• **Given task**:
Counting only lines that hold "恋愛相談", give the total and nothing more.
* Begin *
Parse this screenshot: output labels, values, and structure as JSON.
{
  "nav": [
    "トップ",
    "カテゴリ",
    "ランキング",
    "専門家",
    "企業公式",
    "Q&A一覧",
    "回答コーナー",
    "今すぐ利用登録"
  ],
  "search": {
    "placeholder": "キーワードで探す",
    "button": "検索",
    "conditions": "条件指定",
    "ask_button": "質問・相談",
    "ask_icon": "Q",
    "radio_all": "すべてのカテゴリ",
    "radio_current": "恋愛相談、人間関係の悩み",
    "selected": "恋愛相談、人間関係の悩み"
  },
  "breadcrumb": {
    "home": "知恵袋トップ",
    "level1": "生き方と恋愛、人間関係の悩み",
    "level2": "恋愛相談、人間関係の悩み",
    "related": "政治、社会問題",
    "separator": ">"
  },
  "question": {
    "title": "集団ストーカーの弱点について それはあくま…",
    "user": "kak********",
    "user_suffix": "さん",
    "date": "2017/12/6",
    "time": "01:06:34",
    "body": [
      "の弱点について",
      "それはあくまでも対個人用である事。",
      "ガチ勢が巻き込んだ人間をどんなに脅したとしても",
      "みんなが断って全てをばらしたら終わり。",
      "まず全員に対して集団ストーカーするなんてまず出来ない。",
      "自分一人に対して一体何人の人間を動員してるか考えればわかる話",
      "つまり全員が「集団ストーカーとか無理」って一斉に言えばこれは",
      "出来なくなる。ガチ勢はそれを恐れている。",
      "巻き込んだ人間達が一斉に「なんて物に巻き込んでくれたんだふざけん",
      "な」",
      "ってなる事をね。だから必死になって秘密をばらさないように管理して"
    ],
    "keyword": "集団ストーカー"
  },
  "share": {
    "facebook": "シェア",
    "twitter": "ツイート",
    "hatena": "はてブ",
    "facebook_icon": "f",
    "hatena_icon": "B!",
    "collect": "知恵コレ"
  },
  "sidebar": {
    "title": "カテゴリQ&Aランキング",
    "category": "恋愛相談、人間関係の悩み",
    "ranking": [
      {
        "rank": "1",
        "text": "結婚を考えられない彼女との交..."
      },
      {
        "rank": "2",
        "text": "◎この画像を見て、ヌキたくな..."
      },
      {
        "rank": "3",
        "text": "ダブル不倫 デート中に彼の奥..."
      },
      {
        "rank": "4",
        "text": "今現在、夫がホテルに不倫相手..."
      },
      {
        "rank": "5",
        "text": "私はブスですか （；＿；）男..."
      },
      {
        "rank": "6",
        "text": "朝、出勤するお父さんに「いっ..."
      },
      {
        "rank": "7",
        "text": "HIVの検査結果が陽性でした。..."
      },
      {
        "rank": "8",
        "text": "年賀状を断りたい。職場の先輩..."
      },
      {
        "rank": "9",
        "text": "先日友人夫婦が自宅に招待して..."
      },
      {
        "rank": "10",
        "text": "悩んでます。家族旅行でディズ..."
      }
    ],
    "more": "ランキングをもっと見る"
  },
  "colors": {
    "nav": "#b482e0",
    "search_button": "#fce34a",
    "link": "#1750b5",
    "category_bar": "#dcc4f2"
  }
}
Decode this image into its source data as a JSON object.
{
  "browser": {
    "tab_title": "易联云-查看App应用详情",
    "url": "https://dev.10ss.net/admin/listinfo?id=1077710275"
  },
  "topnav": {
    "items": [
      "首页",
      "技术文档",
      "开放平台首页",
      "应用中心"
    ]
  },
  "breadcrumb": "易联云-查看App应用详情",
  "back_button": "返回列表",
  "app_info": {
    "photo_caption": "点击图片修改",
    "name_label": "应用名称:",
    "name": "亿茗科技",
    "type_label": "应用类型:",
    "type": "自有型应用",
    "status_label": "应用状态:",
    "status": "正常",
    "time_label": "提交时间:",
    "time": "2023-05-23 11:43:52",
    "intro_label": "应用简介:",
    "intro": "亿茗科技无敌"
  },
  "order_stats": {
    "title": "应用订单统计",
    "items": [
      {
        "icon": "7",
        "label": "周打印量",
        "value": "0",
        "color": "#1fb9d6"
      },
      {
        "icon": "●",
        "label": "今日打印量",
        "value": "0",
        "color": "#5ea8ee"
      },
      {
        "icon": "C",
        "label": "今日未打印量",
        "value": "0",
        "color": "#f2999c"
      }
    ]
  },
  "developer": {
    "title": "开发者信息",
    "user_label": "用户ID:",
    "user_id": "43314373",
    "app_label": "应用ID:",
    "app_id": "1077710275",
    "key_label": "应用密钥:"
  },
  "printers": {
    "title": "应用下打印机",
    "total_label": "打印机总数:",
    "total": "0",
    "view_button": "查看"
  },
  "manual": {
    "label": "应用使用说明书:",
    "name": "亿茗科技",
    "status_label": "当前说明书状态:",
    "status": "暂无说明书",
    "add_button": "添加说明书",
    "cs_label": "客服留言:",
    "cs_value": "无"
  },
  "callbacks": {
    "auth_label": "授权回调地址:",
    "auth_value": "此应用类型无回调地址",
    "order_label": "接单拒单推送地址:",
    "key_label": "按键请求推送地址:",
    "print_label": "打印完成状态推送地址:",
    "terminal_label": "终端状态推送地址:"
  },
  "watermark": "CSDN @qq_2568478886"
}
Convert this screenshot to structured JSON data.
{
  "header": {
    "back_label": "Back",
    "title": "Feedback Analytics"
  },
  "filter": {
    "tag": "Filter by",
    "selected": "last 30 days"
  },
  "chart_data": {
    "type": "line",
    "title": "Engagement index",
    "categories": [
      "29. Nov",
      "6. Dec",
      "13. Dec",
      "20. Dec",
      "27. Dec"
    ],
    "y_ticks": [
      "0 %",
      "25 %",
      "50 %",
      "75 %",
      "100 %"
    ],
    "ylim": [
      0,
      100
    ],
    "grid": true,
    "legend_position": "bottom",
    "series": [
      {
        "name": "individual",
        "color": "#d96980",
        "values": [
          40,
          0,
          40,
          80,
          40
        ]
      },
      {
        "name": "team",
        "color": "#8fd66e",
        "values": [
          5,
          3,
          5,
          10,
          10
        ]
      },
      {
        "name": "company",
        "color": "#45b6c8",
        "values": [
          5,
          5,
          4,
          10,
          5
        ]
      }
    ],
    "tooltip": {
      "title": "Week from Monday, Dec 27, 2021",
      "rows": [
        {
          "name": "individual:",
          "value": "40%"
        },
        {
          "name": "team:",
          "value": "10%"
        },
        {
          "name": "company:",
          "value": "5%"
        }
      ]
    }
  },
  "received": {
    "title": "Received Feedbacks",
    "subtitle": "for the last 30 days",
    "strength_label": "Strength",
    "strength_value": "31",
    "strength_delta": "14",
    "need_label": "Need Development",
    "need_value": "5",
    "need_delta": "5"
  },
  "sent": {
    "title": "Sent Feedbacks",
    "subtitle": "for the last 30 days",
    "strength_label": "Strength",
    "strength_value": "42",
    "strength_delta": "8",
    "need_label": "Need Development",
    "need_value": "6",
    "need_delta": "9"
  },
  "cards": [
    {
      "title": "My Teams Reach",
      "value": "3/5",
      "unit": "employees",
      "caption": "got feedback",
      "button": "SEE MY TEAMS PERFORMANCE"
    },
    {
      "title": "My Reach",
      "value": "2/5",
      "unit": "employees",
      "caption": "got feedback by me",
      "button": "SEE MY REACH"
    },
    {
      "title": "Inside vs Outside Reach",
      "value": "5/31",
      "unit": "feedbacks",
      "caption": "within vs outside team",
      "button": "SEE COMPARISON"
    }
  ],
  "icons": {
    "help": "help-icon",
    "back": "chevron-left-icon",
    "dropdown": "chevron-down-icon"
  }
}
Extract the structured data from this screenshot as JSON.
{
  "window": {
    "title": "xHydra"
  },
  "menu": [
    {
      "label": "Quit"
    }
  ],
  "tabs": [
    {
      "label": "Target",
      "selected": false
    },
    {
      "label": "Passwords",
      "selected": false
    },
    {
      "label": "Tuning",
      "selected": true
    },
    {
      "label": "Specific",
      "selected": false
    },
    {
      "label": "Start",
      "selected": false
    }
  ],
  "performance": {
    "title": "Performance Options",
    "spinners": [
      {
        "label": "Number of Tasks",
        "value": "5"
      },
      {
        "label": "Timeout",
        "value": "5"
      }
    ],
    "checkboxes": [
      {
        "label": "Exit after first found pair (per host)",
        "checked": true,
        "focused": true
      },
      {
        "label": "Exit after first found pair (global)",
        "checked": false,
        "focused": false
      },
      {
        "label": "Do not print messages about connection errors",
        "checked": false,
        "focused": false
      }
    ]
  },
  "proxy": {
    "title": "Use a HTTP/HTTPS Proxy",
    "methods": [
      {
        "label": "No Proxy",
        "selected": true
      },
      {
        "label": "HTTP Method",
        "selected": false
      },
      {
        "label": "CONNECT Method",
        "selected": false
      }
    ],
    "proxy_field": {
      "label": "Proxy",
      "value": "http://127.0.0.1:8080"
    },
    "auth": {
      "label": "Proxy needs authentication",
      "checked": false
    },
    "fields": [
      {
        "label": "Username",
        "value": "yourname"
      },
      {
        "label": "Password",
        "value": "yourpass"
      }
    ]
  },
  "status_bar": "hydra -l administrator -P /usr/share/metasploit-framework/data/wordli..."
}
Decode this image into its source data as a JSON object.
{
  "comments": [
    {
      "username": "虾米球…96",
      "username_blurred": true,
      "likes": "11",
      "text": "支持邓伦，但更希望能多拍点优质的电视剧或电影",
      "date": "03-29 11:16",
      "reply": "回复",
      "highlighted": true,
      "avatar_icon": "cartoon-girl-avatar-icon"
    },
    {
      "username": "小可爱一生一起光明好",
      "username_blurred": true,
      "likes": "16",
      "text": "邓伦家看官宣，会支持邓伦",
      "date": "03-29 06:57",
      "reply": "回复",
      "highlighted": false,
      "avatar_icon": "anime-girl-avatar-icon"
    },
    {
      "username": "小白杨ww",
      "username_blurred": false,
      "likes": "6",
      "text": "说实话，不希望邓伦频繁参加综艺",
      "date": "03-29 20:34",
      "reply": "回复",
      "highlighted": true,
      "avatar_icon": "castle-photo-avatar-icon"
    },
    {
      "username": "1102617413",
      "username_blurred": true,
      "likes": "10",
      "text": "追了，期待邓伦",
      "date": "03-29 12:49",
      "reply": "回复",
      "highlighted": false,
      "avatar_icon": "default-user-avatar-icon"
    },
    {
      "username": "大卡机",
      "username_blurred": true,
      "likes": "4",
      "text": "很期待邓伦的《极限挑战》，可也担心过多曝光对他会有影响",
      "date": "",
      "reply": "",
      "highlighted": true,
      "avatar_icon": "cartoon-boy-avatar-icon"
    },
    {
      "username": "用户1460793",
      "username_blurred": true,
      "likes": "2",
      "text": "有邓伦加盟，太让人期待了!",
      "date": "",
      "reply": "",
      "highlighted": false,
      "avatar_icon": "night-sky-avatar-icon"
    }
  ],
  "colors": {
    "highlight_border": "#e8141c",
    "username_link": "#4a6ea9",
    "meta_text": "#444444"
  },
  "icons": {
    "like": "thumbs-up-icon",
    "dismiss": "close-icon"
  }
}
* End *
• **The output**:
4